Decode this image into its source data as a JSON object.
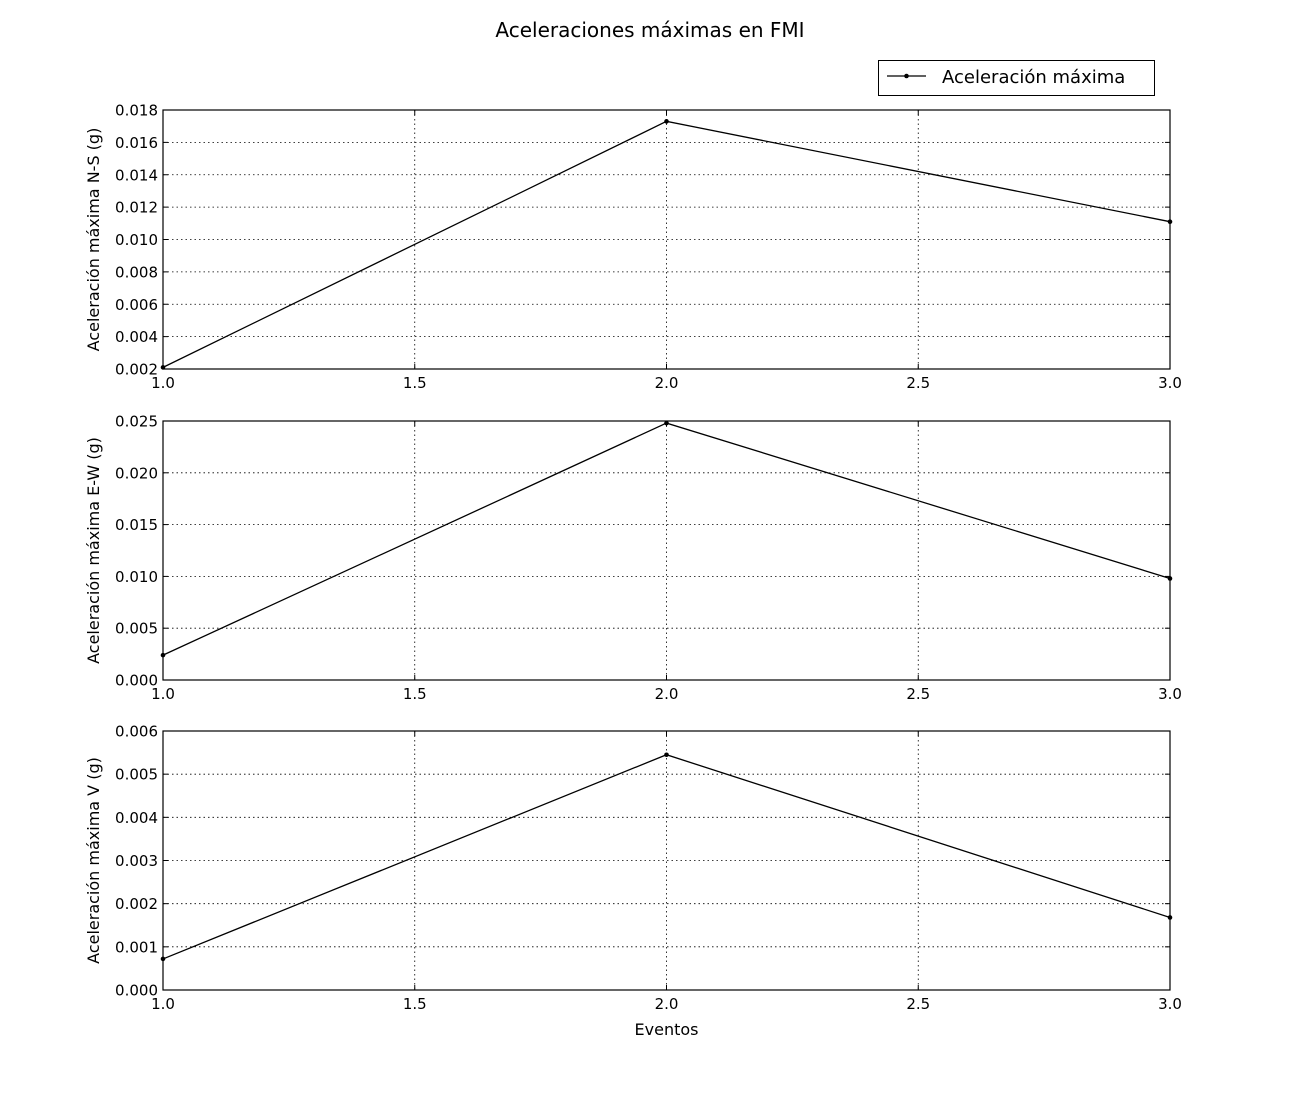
{
  "figure": {
    "title": "Aceleraciones máximas en FMI",
    "legend_label": "Aceleración máxima",
    "legend_position": "top-right"
  },
  "chart_data": [
    {
      "type": "line",
      "xlabel": "",
      "ylabel": "Aceleración máxima N-S (g)",
      "x": [
        1.0,
        2.0,
        3.0
      ],
      "y": [
        0.0021,
        0.0173,
        0.0111
      ],
      "xlim": [
        1.0,
        3.0
      ],
      "ylim": [
        0.002,
        0.018
      ],
      "xticks": [
        "1.0",
        "1.5",
        "2.0",
        "2.5",
        "3.0"
      ],
      "yticks": [
        "0.002",
        "0.004",
        "0.006",
        "0.008",
        "0.010",
        "0.012",
        "0.014",
        "0.016",
        "0.018"
      ],
      "grid": true,
      "color": "#000000"
    },
    {
      "type": "line",
      "xlabel": "",
      "ylabel": "Aceleración máxima E-W (g)",
      "x": [
        1.0,
        2.0,
        3.0
      ],
      "y": [
        0.0024,
        0.0248,
        0.0098
      ],
      "xlim": [
        1.0,
        3.0
      ],
      "ylim": [
        0.0,
        0.025
      ],
      "xticks": [
        "1.0",
        "1.5",
        "2.0",
        "2.5",
        "3.0"
      ],
      "yticks": [
        "0.000",
        "0.005",
        "0.010",
        "0.015",
        "0.020",
        "0.025"
      ],
      "grid": true,
      "color": "#000000"
    },
    {
      "type": "line",
      "xlabel": "Eventos",
      "ylabel": "Aceleración máxima V (g)",
      "x": [
        1.0,
        2.0,
        3.0
      ],
      "y": [
        0.00072,
        0.00545,
        0.00168
      ],
      "xlim": [
        1.0,
        3.0
      ],
      "ylim": [
        0.0,
        0.006
      ],
      "xticks": [
        "1.0",
        "1.5",
        "2.0",
        "2.5",
        "3.0"
      ],
      "yticks": [
        "0.000",
        "0.001",
        "0.002",
        "0.003",
        "0.004",
        "0.005",
        "0.006"
      ],
      "grid": true,
      "color": "#000000"
    }
  ]
}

__Short problem__
Set the listing down in full and exactly. Pictures within it should not appear in the copy.

__Final answer__
Decode this image into its source data as a JSON object.
{
  "figure": {
    "title": "Aceleraciones máximas en FMI",
    "legend_label": "Aceleración máxima",
    "legend_position": "top-right"
  },
  "chart_data": [
    {
      "type": "line",
      "xlabel": "",
      "ylabel": "Aceleración máxima N-S (g)",
      "x": [
        1.0,
        2.0,
        3.0
      ],
      "y": [
        0.0021,
        0.0173,
        0.0111
      ],
      "xlim": [
        1.0,
        3.0
      ],
      "ylim": [
        0.002,
        0.018
      ],
      "xticks": [
        "1.0",
        "1.5",
        "2.0",
        "2.5",
        "3.0"
      ],
      "yticks": [
        "0.002",
        "0.004",
        "0.006",
        "0.008",
        "0.010",
        "0.012",
        "0.014",
        "0.016",
        "0.018"
      ],
      "grid": true,
      "color": "#000000"
    },
    {
      "type": "line",
      "xlabel": "",
      "ylabel": "Aceleración máxima E-W (g)",
      "x": [
        1.0,
        2.0,
        3.0
      ],
      "y": [
        0.0024,
        0.0248,
        0.0098
      ],
      "xlim": [
        1.0,
        3.0
      ],
      "ylim": [
        0.0,
        0.025
      ],
      "xticks": [
        "1.0",
        "1.5",
        "2.0",
        "2.5",
        "3.0"
      ],
      "yticks": [
        "0.000",
        "0.005",
        "0.010",
        "0.015",
        "0.020",
        "0.025"
      ],
      "grid": true,
      "color": "#000000"
    },
    {
      "type": "line",
      "xlabel": "Eventos",
      "ylabel": "Aceleración máxima V (g)",
      "x": [
        1.0,
        2.0,
        3.0
      ],
      "y": [
        0.00072,
        0.00545,
        0.00168
      ],
      "xlim": [
        1.0,
        3.0
      ],
      "ylim": [
        0.0,
        0.006
      ],
      "xticks": [
        "1.0",
        "1.5",
        "2.0",
        "2.5",
        "3.0"
      ],
      "yticks": [
        "0.000",
        "0.001",
        "0.002",
        "0.003",
        "0.004",
        "0.005",
        "0.006"
      ],
      "grid": true,
      "color": "#000000"
    }
  ]
}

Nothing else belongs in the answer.